**Written instruction:**
Every line with the word "title" in it should be extracted from the data that follows.

[Excerpts from a figure dataset]

══════

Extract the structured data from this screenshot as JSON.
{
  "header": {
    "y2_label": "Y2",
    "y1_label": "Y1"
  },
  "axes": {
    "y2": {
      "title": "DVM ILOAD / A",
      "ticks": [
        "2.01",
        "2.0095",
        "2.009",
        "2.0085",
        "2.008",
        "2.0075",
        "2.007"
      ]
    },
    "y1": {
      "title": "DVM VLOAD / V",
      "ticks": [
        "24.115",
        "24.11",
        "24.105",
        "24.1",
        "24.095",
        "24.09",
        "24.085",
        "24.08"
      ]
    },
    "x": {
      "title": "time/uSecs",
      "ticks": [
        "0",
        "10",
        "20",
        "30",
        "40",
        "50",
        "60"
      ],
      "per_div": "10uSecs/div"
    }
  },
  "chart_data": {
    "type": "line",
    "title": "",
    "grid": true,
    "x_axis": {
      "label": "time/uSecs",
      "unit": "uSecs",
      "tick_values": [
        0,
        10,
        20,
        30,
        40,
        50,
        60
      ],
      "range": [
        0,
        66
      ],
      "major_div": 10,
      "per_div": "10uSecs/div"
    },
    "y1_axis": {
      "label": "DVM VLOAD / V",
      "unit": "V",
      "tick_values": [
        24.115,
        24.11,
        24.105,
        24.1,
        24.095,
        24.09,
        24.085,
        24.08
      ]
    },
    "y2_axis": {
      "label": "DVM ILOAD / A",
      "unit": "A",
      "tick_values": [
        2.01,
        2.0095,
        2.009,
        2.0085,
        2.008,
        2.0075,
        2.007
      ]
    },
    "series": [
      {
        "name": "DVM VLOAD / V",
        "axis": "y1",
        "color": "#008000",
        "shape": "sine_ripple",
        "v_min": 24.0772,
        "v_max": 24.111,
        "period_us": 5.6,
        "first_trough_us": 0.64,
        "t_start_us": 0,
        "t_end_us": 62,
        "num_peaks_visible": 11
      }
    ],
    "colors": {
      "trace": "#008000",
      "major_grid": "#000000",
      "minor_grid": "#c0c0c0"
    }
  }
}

══════

**Answer for the task:**
      "title": "DVM ILOAD / A",
      "title": "DVM VLOAD / V",
      "title": "time/uSecs",
    "title": "",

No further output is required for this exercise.